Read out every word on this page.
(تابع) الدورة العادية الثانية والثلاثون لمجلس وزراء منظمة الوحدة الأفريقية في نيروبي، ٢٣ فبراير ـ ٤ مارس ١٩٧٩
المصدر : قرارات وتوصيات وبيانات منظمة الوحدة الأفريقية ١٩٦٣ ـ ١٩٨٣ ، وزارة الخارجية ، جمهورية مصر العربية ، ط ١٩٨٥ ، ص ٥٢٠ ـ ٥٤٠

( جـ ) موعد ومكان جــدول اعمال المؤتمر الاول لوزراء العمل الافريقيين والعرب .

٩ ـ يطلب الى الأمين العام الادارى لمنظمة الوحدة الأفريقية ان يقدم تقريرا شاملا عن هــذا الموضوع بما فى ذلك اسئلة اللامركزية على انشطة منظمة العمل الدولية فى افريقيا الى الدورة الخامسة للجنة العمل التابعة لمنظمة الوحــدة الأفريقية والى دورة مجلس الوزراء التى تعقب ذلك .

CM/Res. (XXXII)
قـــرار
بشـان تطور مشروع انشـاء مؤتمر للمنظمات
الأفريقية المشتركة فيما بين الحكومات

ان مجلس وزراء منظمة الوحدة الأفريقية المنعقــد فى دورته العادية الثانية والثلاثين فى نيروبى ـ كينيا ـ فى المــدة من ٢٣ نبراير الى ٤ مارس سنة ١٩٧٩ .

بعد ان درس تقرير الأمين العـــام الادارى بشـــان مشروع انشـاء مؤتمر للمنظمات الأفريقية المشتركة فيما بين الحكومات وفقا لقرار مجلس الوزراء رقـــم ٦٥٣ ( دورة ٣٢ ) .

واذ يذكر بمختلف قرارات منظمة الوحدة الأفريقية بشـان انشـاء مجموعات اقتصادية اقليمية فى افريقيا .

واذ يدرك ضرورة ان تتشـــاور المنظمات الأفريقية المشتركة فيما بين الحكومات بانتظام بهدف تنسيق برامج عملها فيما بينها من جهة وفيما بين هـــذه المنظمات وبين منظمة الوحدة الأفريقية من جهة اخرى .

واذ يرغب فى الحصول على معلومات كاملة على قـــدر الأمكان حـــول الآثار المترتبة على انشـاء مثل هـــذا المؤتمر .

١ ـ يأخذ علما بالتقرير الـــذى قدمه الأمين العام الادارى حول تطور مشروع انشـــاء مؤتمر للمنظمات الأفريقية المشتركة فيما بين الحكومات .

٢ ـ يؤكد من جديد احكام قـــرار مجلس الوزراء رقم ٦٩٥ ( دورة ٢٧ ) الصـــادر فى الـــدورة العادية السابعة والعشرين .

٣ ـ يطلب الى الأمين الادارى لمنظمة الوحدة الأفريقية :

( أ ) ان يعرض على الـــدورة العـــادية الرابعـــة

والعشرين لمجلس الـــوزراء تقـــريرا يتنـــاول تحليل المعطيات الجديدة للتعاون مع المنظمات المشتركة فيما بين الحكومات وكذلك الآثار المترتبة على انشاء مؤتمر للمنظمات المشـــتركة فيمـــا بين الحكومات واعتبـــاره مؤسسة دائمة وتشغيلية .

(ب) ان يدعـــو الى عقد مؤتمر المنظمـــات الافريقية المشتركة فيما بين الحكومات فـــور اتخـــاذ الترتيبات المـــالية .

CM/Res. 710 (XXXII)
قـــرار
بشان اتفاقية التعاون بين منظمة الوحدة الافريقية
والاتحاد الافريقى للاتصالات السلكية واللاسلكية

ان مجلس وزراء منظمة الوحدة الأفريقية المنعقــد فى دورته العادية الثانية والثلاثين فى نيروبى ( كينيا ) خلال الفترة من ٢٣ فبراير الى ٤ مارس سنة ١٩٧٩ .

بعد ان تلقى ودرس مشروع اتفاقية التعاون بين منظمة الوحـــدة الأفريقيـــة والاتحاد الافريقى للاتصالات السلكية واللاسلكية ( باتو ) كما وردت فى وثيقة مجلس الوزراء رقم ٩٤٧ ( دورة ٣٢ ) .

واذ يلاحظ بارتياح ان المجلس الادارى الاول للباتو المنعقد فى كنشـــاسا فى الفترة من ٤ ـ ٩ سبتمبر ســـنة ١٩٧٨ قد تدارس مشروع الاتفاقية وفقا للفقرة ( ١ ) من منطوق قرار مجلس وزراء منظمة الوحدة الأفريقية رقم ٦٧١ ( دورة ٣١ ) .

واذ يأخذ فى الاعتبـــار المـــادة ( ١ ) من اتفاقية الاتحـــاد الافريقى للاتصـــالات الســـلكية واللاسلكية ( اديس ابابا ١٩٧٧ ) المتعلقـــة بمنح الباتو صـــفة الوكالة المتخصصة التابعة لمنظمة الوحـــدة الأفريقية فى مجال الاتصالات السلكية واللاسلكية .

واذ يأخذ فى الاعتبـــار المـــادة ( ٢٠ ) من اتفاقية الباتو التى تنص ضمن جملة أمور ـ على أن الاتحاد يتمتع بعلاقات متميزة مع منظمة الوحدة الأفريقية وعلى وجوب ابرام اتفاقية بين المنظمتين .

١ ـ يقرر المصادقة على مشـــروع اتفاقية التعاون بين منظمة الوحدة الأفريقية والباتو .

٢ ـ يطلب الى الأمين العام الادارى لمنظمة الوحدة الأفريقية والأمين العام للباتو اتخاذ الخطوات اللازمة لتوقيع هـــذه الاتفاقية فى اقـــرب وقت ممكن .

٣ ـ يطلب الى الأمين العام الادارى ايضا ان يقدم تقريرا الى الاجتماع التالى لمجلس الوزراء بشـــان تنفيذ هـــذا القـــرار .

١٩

+ + + +

— Exercise description —
Give back all the records exactly as they stand.

— Response to this task —
Read out every word on this page.
(تابع) الدورة العادية الثانية والثلاثون لمجلس وزراء منظمة الوحدة الأفريقية في نيروبي، ٢٣ فبراير ـ ٤ مارس ١٩٧٩
المصدر : قرارات وتوصيات وبيانات منظمة الوحدة الأفريقية ١٩٦٣ ـ ١٩٨٣ ، وزارة الخارجية ، جمهورية مصر العربية ، ط ١٩٨٥ ، ص ٥٢٠ ـ ٥٤٠

( جـ ) موعد ومكان جــدول اعمال المؤتمر الاول لوزراء العمل الافريقيين والعرب .

٩ ـ يطلب الى الأمين العام الادارى لمنظمة الوحدة الأفريقية ان يقدم تقريرا شاملا عن هــذا الموضوع بما فى ذلك اسئلة اللامركزية على انشطة منظمة العمل الدولية فى افريقيا الى الدورة الخامسة للجنة العمل التابعة لمنظمة الوحــدة الأفريقية والى دورة مجلس الوزراء التى تعقب ذلك .

CM/Res. (XXXII)
قـــرار
بشـان تطور مشروع انشـاء مؤتمر للمنظمات
الأفريقية المشتركة فيما بين الحكومات

ان مجلس وزراء منظمة الوحدة الأفريقية المنعقــد فى دورته العادية الثانية والثلاثين فى نيروبى ـ كينيا ـ فى المــدة من ٢٣ نبراير الى ٤ مارس سنة ١٩٧٩ .

بعد ان درس تقرير الأمين العـــام الادارى بشـــان مشروع انشـاء مؤتمر للمنظمات الأفريقية المشتركة فيما بين الحكومات وفقا لقرار مجلس الوزراء رقـــم ٦٥٣ ( دورة ٣٢ ) .

واذ يذكر بمختلف قرارات منظمة الوحدة الأفريقية بشـان انشـاء مجموعات اقتصادية اقليمية فى افريقيا .

واذ يدرك ضرورة ان تتشـــاور المنظمات الأفريقية المشتركة فيما بين الحكومات بانتظام بهدف تنسيق برامج عملها فيما بينها من جهة وفيما بين هـــذه المنظمات وبين منظمة الوحدة الأفريقية من جهة اخرى .

واذ يرغب فى الحصول على معلومات كاملة على قـــدر الأمكان حـــول الآثار المترتبة على انشـاء مثل هـــذا المؤتمر .

١ ـ يأخذ علما بالتقرير الـــذى قدمه الأمين العام الادارى حول تطور مشروع انشـــاء مؤتمر للمنظمات الأفريقية المشتركة فيما بين الحكومات .

٢ ـ يؤكد من جديد احكام قـــرار مجلس الوزراء رقم ٦٩٥ ( دورة ٢٧ ) الصـــادر فى الـــدورة العادية السابعة والعشرين .

٣ ـ يطلب الى الأمين الادارى لمنظمة الوحدة الأفريقية :

( أ ) ان يعرض على الـــدورة العـــادية الرابعـــة

والعشرين لمجلس الـــوزراء تقـــريرا يتنـــاول تحليل المعطيات الجديدة للتعاون مع المنظمات المشتركة فيما بين الحكومات وكذلك الآثار المترتبة على انشاء مؤتمر للمنظمات المشـــتركة فيمـــا بين الحكومات واعتبـــاره مؤسسة دائمة وتشغيلية .

(ب) ان يدعـــو الى عقد مؤتمر المنظمـــات الافريقية المشتركة فيما بين الحكومات فـــور اتخـــاذ الترتيبات المـــالية .

CM/Res. 710 (XXXII)
قـــرار
بشان اتفاقية التعاون بين منظمة الوحدة الافريقية
والاتحاد الافريقى للاتصالات السلكية واللاسلكية

ان مجلس وزراء منظمة الوحدة الأفريقية المنعقــد فى دورته العادية الثانية والثلاثين فى نيروبى ( كينيا ) خلال الفترة من ٢٣ فبراير الى ٤ مارس سنة ١٩٧٩ .

بعد ان تلقى ودرس مشروع اتفاقية التعاون بين منظمة الوحـــدة الأفريقيـــة والاتحاد الافريقى للاتصالات السلكية واللاسلكية ( باتو ) كما وردت فى وثيقة مجلس الوزراء رقم ٩٤٧ ( دورة ٣٢ ) .

واذ يلاحظ بارتياح ان المجلس الادارى الاول للباتو المنعقد فى كنشـــاسا فى الفترة من ٤ ـ ٩ سبتمبر ســـنة ١٩٧٨ قد تدارس مشروع الاتفاقية وفقا للفقرة ( ١ ) من منطوق قرار مجلس وزراء منظمة الوحدة الأفريقية رقم ٦٧١ ( دورة ٣١ ) .

واذ يأخذ فى الاعتبـــار المـــادة ( ١ ) من اتفاقية الاتحـــاد الافريقى للاتصـــالات الســـلكية واللاسلكية ( اديس ابابا ١٩٧٧ ) المتعلقـــة بمنح الباتو صـــفة الوكالة المتخصصة التابعة لمنظمة الوحـــدة الأفريقية فى مجال الاتصالات السلكية واللاسلكية .

واذ يأخذ فى الاعتبـــار المـــادة ( ٢٠ ) من اتفاقية الباتو التى تنص ضمن جملة أمور ـ على أن الاتحاد يتمتع بعلاقات متميزة مع منظمة الوحدة الأفريقية وعلى وجوب ابرام اتفاقية بين المنظمتين .

١ ـ يقرر المصادقة على مشـــروع اتفاقية التعاون بين منظمة الوحدة الأفريقية والباتو .

٢ ـ يطلب الى الأمين العام الادارى لمنظمة الوحدة الأفريقية والأمين العام للباتو اتخاذ الخطوات اللازمة لتوقيع هـــذه الاتفاقية فى اقـــرب وقت ممكن .

٣ ـ يطلب الى الأمين العام الادارى ايضا ان يقدم تقريرا الى الاجتماع التالى لمجلس الوزراء بشـــان تنفيذ هـــذا القـــرار .

١٩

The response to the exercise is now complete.